WORK ORDER A:
In the article on infectious disease research in large animals, reproduce the passage from "In Rusk's keynote" to "Laboratories in Ames.", substituting "plenary lecture" for "keynote address".
WORK ORDER B:
Render this sentence from the article on infectious disease research in large animals into French: "Steel is the preferred material for animal spaces because it allows for thorough fumigation and decontamination."
WORK ORDER C:
According to the article on infectious disease research in large animals, where did Scott Rusk serve as assistant director?

Challenges immense for infectious disease research in large animals
Infected bison, swine, deer are cause for special biosecurity
The challenges of using mice as part of infectious disease research are relatively minor when compared with studies involving large animals.
Consider the biosafety requirements for a tuberculosis study involving white-tailed deer. Think about the potential for injury to staff who are coaxing an unwilling bison into a holding pen for brucellosis research. Imagine the type of facility needed to process waste from 200 pigs housed together for a pseudorabies investigation.
These and other factors must be taken into account when planning and using laboratories for studies of communicable diseases in large animal species, explained a former Department of Agriculture official Nov. 10, 2003, at the annual meeting of the Conference of Research Workers in Animal Diseases in Chicago.
Prior to joining an architectural firm in Madison, Wis., as director of business development, Scott Rusk supported animal disease research as assistant director of the USDA's National Animal Disease Center in Ames, Iowa.
In Rusk's keynote address, he highlighted variables necessary to guarantee sound scientific results, personal safety, and animal care, and to prevent infectious materials from being released into the environment. The presentation was based on a report Rusk prepared with Kim A. Brogden, PhD, and Diana L. Whipple, of the National Animal Disease Center, and Dr. Thomas O. Bunn of the USDA National Veterinary Services Laboratories in Ames.
Laboratory mice, rats, and other small animals are housed in groups in biosafety cabinets and managed with relative ease. Not so with bovids, deer, and swine, which are also usually housed together over long periods.
A wide variety of special operational additions are, therefore, essential, including those that account for the animals' size and temperament. Rules and guidelines relating to their health and welfare must be observed while ensuring a biologically secure area.
"Agriculture has a biosafety flair to it that's quite a bit different than your standard (Centers for Disease Control and Prevention) and (National Institutes of Health) guidelines," Rusk said.
Facilities must be equipped with chutes and drop boxes so animals can be safely moved and restrained. To avoid injury to animals, floors can't be too rough or slippery. Steel is the preferred material for animal spaces because it allows for thorough fumigation and decontamination.

GIVEN DATA:
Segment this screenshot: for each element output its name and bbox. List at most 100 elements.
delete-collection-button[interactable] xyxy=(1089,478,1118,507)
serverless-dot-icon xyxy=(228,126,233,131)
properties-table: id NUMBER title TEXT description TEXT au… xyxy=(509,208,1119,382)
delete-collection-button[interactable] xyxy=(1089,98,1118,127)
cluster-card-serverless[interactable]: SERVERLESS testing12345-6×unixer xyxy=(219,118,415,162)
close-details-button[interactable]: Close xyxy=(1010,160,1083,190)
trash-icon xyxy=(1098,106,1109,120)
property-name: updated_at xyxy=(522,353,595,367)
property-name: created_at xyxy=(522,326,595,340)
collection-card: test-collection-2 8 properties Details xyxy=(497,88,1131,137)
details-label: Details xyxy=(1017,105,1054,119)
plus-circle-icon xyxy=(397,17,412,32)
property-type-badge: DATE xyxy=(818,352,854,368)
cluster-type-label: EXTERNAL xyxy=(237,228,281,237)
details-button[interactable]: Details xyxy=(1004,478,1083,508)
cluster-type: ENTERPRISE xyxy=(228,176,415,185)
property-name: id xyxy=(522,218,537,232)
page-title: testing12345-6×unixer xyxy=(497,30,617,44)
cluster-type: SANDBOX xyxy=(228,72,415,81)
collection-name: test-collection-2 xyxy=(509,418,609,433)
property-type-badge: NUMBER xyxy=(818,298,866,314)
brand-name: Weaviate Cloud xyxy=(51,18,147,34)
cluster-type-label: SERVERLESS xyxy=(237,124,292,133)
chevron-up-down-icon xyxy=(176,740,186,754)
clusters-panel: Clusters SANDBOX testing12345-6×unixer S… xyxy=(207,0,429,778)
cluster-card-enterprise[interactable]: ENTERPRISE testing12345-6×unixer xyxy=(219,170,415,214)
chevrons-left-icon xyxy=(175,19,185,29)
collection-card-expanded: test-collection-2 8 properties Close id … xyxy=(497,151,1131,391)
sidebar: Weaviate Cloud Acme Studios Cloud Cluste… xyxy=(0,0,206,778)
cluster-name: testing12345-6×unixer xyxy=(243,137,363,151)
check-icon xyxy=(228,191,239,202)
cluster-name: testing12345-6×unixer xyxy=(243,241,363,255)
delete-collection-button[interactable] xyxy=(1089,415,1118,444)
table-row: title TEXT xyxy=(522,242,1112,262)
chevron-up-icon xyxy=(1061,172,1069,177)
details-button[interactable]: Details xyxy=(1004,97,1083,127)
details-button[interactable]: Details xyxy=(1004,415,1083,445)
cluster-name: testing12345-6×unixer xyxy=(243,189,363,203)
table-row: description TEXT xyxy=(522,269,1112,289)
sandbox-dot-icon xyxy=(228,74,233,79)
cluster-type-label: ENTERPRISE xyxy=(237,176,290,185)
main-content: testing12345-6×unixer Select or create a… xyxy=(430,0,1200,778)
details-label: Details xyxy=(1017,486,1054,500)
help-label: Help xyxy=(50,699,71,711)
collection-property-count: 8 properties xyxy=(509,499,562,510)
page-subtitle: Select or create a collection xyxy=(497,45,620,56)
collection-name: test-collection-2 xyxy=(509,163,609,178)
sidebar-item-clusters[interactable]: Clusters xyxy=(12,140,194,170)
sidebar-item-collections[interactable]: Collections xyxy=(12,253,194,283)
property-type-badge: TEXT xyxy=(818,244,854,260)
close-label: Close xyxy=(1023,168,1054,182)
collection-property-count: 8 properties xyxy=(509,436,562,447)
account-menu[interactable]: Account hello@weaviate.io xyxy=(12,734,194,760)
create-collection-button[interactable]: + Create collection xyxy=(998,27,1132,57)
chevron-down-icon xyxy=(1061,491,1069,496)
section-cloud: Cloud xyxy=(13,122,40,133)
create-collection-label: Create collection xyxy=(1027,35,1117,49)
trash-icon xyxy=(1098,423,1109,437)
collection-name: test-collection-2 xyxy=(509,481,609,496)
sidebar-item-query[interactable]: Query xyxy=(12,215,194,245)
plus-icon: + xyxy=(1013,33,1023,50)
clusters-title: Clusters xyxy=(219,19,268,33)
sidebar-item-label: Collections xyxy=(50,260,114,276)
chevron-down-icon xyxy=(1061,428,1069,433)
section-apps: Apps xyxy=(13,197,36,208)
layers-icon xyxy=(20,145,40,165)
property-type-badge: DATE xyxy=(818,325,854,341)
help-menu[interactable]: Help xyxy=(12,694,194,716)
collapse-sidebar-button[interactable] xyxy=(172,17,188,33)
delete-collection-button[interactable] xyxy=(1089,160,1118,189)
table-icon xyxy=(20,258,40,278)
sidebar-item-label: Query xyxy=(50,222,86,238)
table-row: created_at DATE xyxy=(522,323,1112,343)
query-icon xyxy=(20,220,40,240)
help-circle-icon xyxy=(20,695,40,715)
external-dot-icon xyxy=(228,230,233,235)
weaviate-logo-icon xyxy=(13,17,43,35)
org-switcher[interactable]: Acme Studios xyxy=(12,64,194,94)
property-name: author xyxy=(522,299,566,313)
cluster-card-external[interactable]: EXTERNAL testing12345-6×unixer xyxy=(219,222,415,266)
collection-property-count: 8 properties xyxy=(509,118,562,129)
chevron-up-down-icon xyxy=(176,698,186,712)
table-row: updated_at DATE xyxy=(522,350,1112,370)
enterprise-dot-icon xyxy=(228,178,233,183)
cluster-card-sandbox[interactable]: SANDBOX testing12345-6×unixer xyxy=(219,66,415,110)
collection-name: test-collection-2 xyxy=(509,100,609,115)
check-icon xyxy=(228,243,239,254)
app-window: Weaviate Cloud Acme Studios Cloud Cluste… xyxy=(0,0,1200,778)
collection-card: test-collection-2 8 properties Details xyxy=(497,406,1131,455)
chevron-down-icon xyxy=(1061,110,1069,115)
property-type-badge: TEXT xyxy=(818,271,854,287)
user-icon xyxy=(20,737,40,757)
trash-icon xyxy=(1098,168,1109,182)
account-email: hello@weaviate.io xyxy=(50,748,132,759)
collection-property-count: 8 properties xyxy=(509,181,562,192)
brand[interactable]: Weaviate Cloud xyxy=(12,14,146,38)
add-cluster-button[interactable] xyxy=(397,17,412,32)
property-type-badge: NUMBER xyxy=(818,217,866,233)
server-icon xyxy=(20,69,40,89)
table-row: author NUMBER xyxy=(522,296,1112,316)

TASK ANSWER A:
In Rusk's plenary lecture, he highlighted variables necessary to guarantee sound scientific results, personal safety, and animal care, and to prevent infectious materials from being released into the environment. The presentation was based on a report Rusk prepared with Kim A. Brogden, PhD, and Diana L. Whipple, of the National Animal Disease Center, and Dr. Thomas O. Bunn of the USDA National Veterinary Services Laboratories in Ames.

TASK ANSWER B:
L'acier est le matériau privilégié pour les espaces réservés aux animaux, car il permet une fumigation et une décontamination approfondies.

TASK ANSWER C:
At the USDA's National Animal Disease Center in Ames, Iowa.